### THE TASK
Here is a listing, set out below; repeat its lines from the one with "Read out every word on this page." to the last, both included, and leave out the pictures.

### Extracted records
**********
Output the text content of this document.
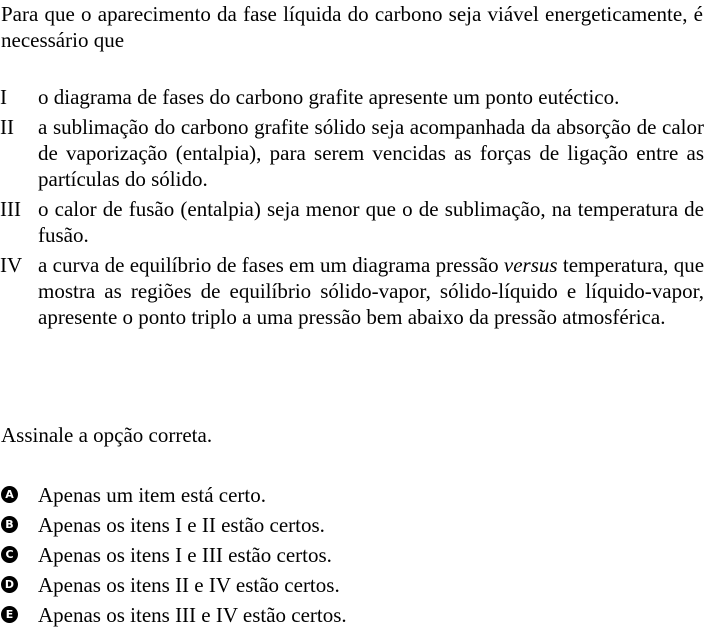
Para que o aparecimento da fase líquida do carbono seja viável energeticamente, é necessário que
I	o diagrama de fases do carbono grafite apresente um ponto eutéctico.
II	a sublimação do carbono grafite sólido seja acompanhada da absorção de calor de vaporização (entalpia), para serem vencidas as forças de ligação entre as partículas do sólido.
III o calor de fusão (entalpia) seja menor que o de sublimação, na temperatura de fusão.
IV a curva de equilíbrio de fases em um diagrama pressão versus temperatura, que mostra as regiões de equilíbrio sólido-vapor, sólido-líquido e líquido-vapor, apresente o ponto triplo a uma pressão bem abaixo da pressão atmosférica.
Assinale a opção correta.
A Apenas um item está certo.
B Apenas os itens I e II estão certos.
C Apenas os itens I e III estão certos.
D Apenas os itens II e IV estão certos.
E Apenas os itens III e IV estão certos.
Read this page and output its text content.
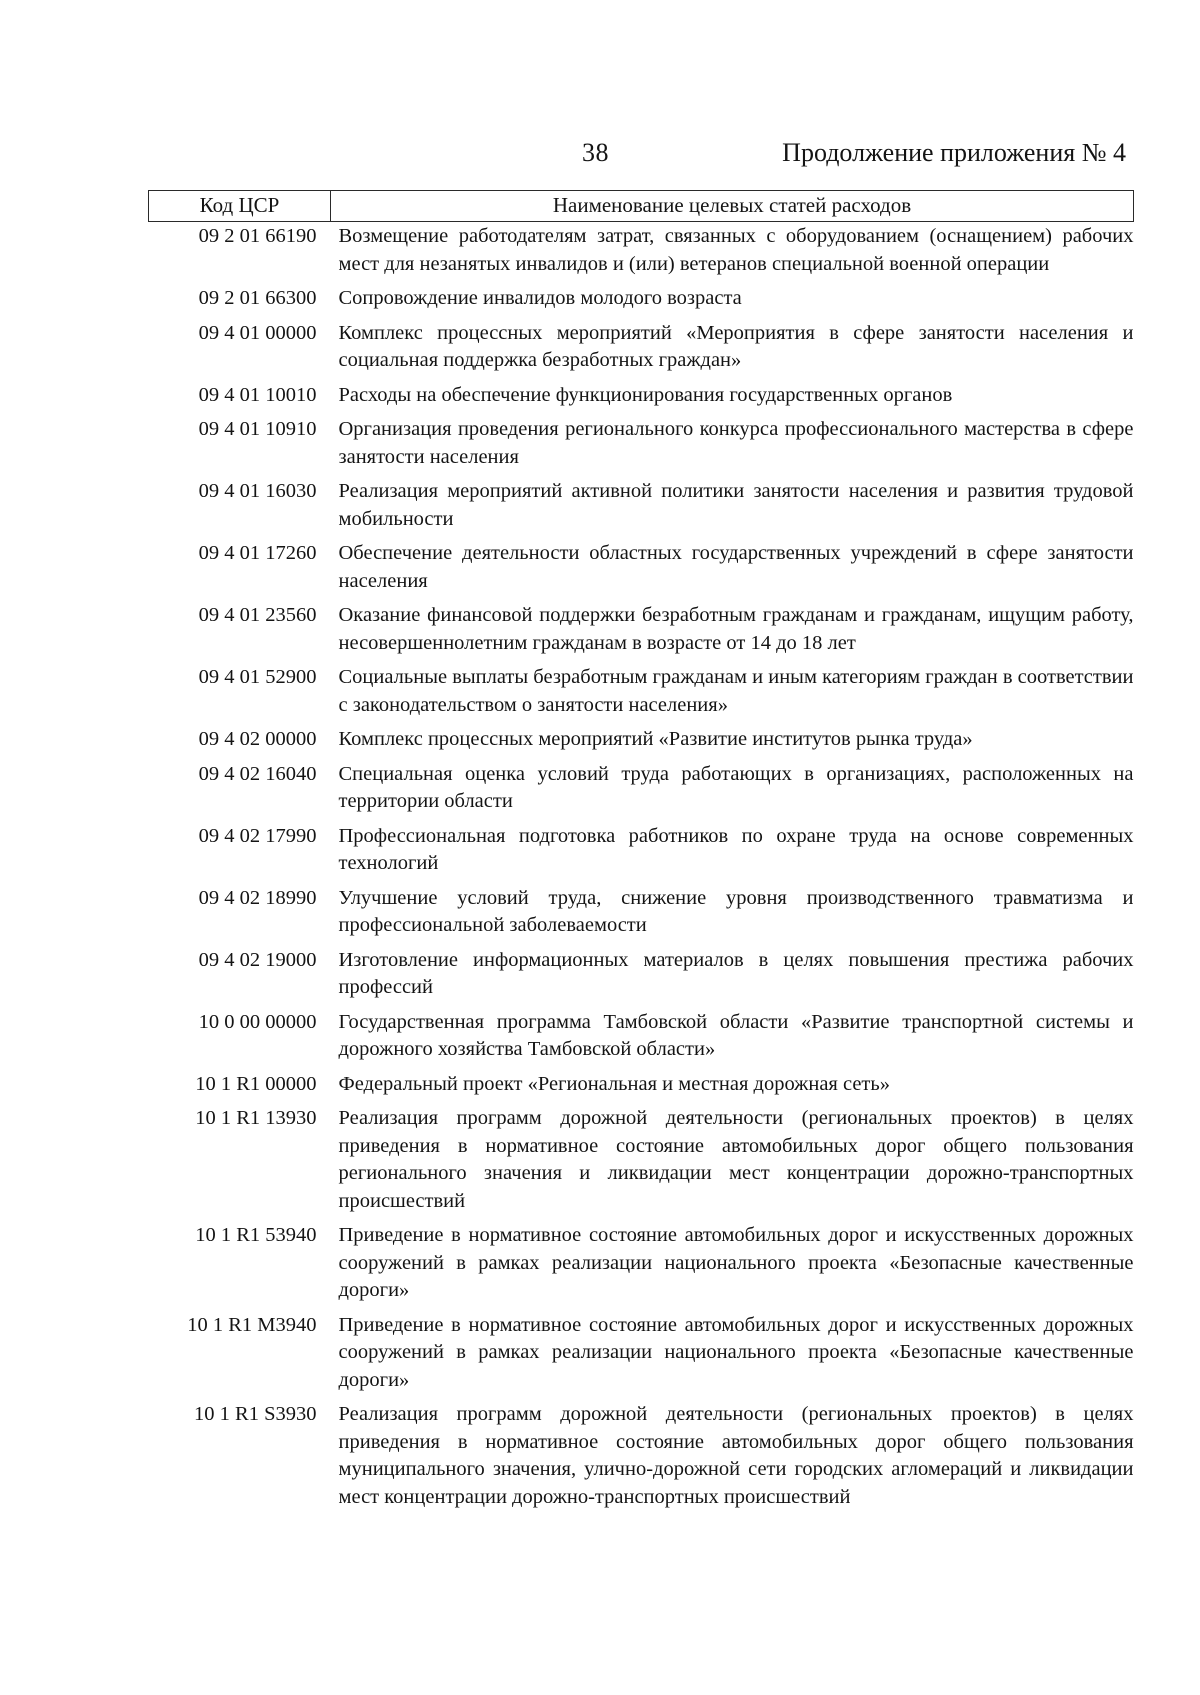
38	Продолжение приложения № 4
Код ЦСР	Наименование целевых статей расходов
09 2 01 66190	Возмещение работодателям затрат, связанных с оборудованием (оснащением) рабочих мест для незанятых инвалидов и (или) ветеранов специальной военной операции
09 2 01 66300	Сопровождение инвалидов молодого возраста
09 4 01 00000	Комплекс процессных мероприятий «Мероприятия в сфере занятости населения и социальная поддержка безработных граждан»
09 4 01 10010	Расходы на обеспечение функционирования государственных органов
09 4 01 10910	Организация проведения регионального конкурса профессионального мастерства в сфере занятости населения
09 4 01 16030	Реализация мероприятий активной политики занятости населения и развития трудовой мобильности
09 4 01 17260	Обеспечение деятельности областных государственных учреждений в сфере занятости населения
09 4 01 23560	Оказание финансовой поддержки безработным гражданам и гражданам, ищущим работу, несовершеннолетним гражданам в возрасте от 14 до 18 лет
09 4 01 52900	Социальные выплаты безработным гражданам и иным категориям граждан в соответствии с законодательством о занятости населения»
09 4 02 00000	Комплекс процессных мероприятий «Развитие институтов рынка труда»
09 4 02 16040	Специальная оценка условий труда работающих в организациях, расположенных на территории области
09 4 02 17990	Профессиональная подготовка работников по охране труда на основе современных технологий
09 4 02 18990	Улучшение условий труда, снижение уровня производственного травматизма и профессиональной заболеваемости
09 4 02 19000	Изготовление информационных материалов в целях повышения престижа рабочих профессий
10 0 00 00000	Государственная программа Тамбовской области «Развитие транспортной системы и дорожного хозяйства Тамбовской области»
10 1 R1 00000	Федеральный проект «Региональная и местная дорожная сеть»
10 1 R1 13930	Реализация программ дорожной деятельности (региональных проектов) в целях приведения в нормативное состояние автомобильных дорог общего пользования регионального значения и ликвидации мест концентрации дорожно-транспортных происшествий
10 1 R1 53940	Приведение в нормативное состояние автомобильных дорог и искусственных дорожных сооружений в рамках реализации национального проекта «Безопасные качественные дороги»
10 1 R1 M3940	Приведение в нормативное состояние автомобильных дорог и искусственных дорожных сооружений в рамках реализации национального проекта «Безопасные качественные дороги»
10 1 R1 S3930	Реализация программ дорожной деятельности (региональных проектов) в целях приведения в нормативное состояние автомобильных дорог общего пользования муниципального значения, улично-дорожной сети городских агломераций и ликвидации мест концентрации дорожно-транспортных происшествий
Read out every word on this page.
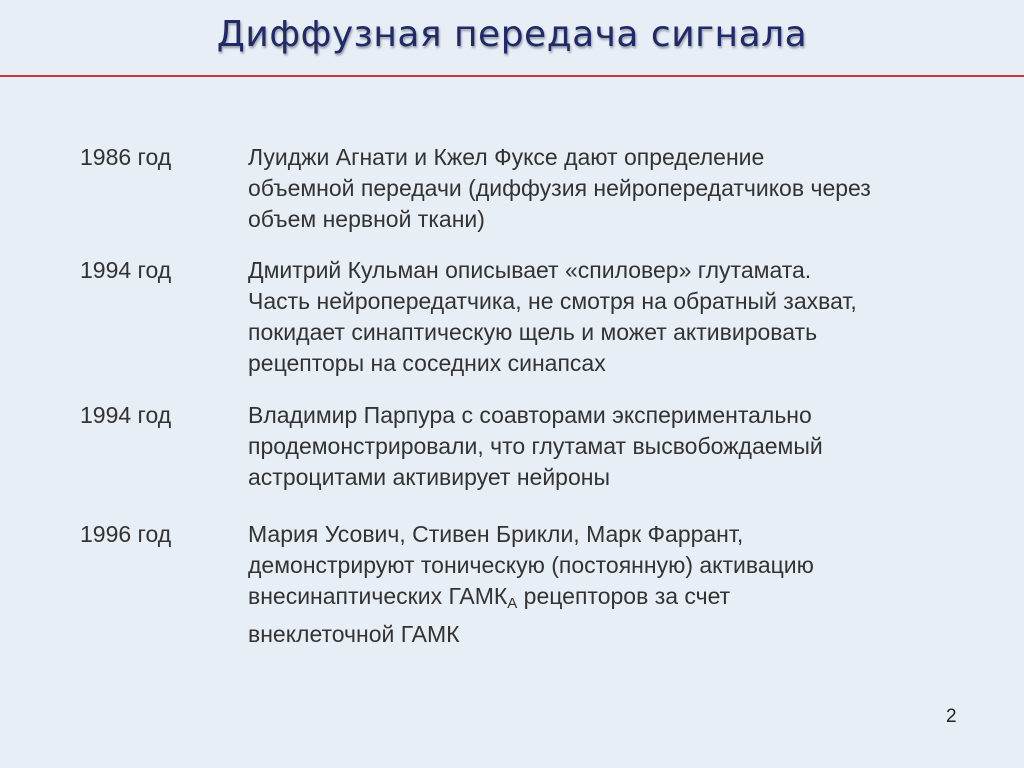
Диффузная передача сигнала
1986 год	Луиджи Агнати и Кжел Фуксе дают определение
объемной передачи (диффузия нейропередатчиков через
объем нервной ткани)
1994 год	Дмитрий Кульман описывает «спиловер» глутамата.
Часть нейропередатчика, не смотря на обратный захват,
покидает синаптическую щель и может активировать
рецепторы на соседних синапсах
1994 год	Владимир Парпура с соавторами экспериментально
продемонстрировали, что глутамат высвобождаемый
астроцитами активирует нейроны
1996 год	Мария Усович, Стивен Брикли, Марк Фаррант,
демонстрируют тоническую (постоянную) активацию
внесинаптических $ГАМК_А$ рецепторов за счет
внеклеточной ГАМК
2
**********
### FULL OUTPUT
Read out every word on this page.
Диффузная передача сигнала
1986 год	Луиджи Агнати и Кжел Фуксе дают определение
объемной передачи (диффузия нейропередатчиков через
объем нервной ткани)
1994 год	Дмитрий Кульман описывает «спиловер» глутамата.
Часть нейропередатчика, не смотря на обратный захват,
покидает синаптическую щель и может активировать
рецепторы на соседних синапсах
1994 год	Владимир Парпура с соавторами экспериментально
продемонстрировали, что глутамат высвобождаемый
астроцитами активирует нейроны
1996 год	Мария Усович, Стивен Брикли, Марк Фаррант,
демонстрируют тоническую (постоянную) активацию
внесинаптических $ГАМК_А$ рецепторов за счет
внеклеточной ГАМК
2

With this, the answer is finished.